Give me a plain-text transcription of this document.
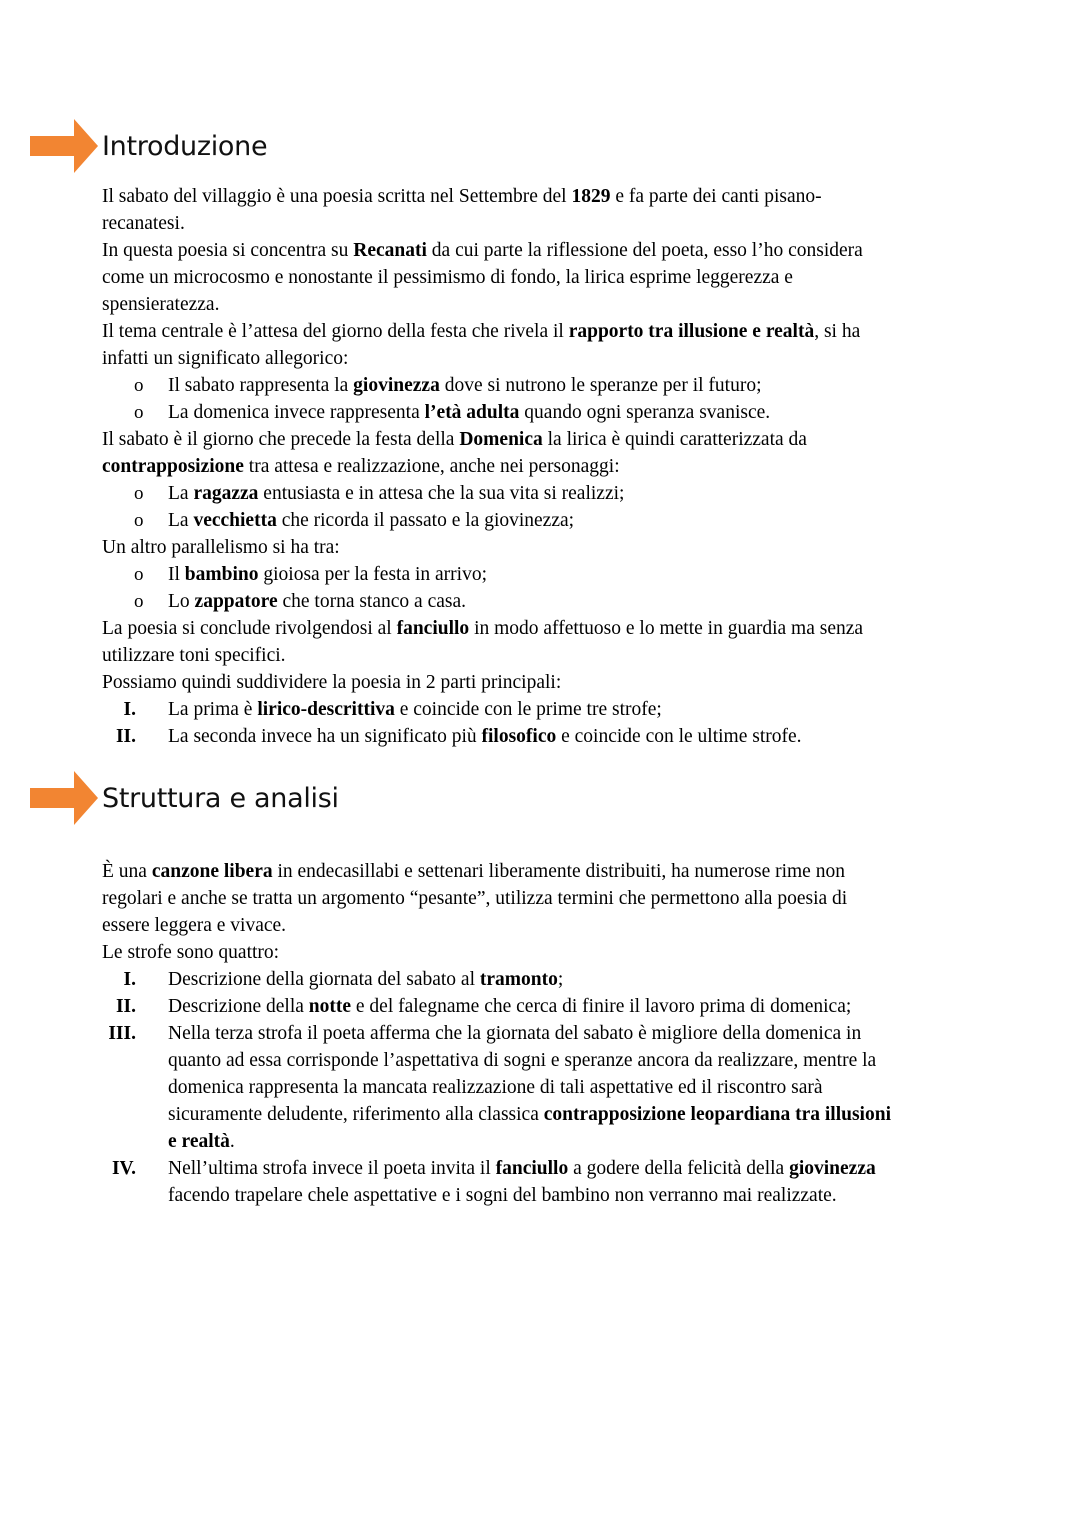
Introduzione

Il sabato del villaggio è una poesia scritta nel Settembre del 1829 e fa parte dei canti pisano-

recanatesi.

In questa poesia si concentra su Recanati da cui parte la riflessione del poeta, esso l’ho considera

come un microcosmo e nonostante il pessimismo di fondo, la lirica esprime leggerezza e

spensieratezza.

Il tema centrale è l’attesa del giorno della festa che rivela il rapporto tra illusione e realtà, si ha

infatti un significato allegorico:

o Il sabato rappresenta la giovinezza dove si nutrono le speranze per il futuro;

o La domenica invece rappresenta l’età adulta quando ogni speranza svanisce.

Il sabato è il giorno che precede la festa della Domenica la lirica è quindi caratterizzata da

contrapposizione tra attesa e realizzazione, anche nei personaggi:

o La ragazza entusiasta e in attesa che la sua vita si realizzi;

o La vecchietta che ricorda il passato e la giovinezza;

Un altro parallelismo si ha tra:

o Il bambino gioiosa per la festa in arrivo;

o Lo zappatore che torna stanco a casa.

La poesia si conclude rivolgendosi al fanciullo in modo affettuoso e lo mette in guardia ma senza

utilizzare toni specifici.

Possiamo quindi suddividere la poesia in 2 parti principali:

I. La prima è lirico-descrittiva e coincide con le prime tre strofe;

II. La seconda invece ha un significato più filosofico e coincide con le ultime strofe.

Struttura e analisi

È una canzone libera in endecasillabi e settenari liberamente distribuiti, ha numerose rime non

regolari e anche se tratta un argomento “pesante”, utilizza termini che permettono alla poesia di

essere leggera e vivace.

Le strofe sono quattro:

I. Descrizione della giornata del sabato al tramonto;

II. Descrizione della notte e del falegname che cerca di finire il lavoro prima di domenica;

III. Nella terza strofa il poeta afferma che la giornata del sabato è migliore della domenica in

quanto ad essa corrisponde l’aspettativa di sogni e speranze ancora da realizzare, mentre la

domenica rappresenta la mancata realizzazione di tali aspettative ed il riscontro sarà

sicuramente deludente, riferimento alla classica contrapposizione leopardiana tra illusioni

e realtà.

IV. Nell’ultima strofa invece il poeta invita il fanciullo a godere della felicità della giovinezza

facendo trapelare chele aspettative e i sogni del bambino non verranno mai realizzate.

⁂

**What you will do:**
Go through the material above and print all of it exactly, except the pictures.

**Full output:**
Give me a plain-text transcription of this document.
Introduzione

Il sabato del villaggio è una poesia scritta nel Settembre del 1829 e fa parte dei canti pisano-

recanatesi.

In questa poesia si concentra su Recanati da cui parte la riflessione del poeta, esso l’ho considera

come un microcosmo e nonostante il pessimismo di fondo, la lirica esprime leggerezza e

spensieratezza.

Il tema centrale è l’attesa del giorno della festa che rivela il rapporto tra illusione e realtà, si ha

infatti un significato allegorico:

o Il sabato rappresenta la giovinezza dove si nutrono le speranze per il futuro;

o La domenica invece rappresenta l’età adulta quando ogni speranza svanisce.

Il sabato è il giorno che precede la festa della Domenica la lirica è quindi caratterizzata da

contrapposizione tra attesa e realizzazione, anche nei personaggi:

o La ragazza entusiasta e in attesa che la sua vita si realizzi;

o La vecchietta che ricorda il passato e la giovinezza;

Un altro parallelismo si ha tra:

o Il bambino gioiosa per la festa in arrivo;

o Lo zappatore che torna stanco a casa.

La poesia si conclude rivolgendosi al fanciullo in modo affettuoso e lo mette in guardia ma senza

utilizzare toni specifici.

Possiamo quindi suddividere la poesia in 2 parti principali:

I. La prima è lirico-descrittiva e coincide con le prime tre strofe;

II. La seconda invece ha un significato più filosofico e coincide con le ultime strofe.

Struttura e analisi

È una canzone libera in endecasillabi e settenari liberamente distribuiti, ha numerose rime non

regolari e anche se tratta un argomento “pesante”, utilizza termini che permettono alla poesia di

essere leggera e vivace.

Le strofe sono quattro:

I. Descrizione della giornata del sabato al tramonto;

II. Descrizione della notte e del falegname che cerca di finire il lavoro prima di domenica;

III. Nella terza strofa il poeta afferma che la giornata del sabato è migliore della domenica in

quanto ad essa corrisponde l’aspettativa di sogni e speranze ancora da realizzare, mentre la

domenica rappresenta la mancata realizzazione di tali aspettative ed il riscontro sarà

sicuramente deludente, riferimento alla classica contrapposizione leopardiana tra illusioni

e realtà.

IV. Nell’ultima strofa invece il poeta invita il fanciullo a godere della felicità della giovinezza

facendo trapelare chele aspettative e i sogni del bambino non verranno mai realizzate.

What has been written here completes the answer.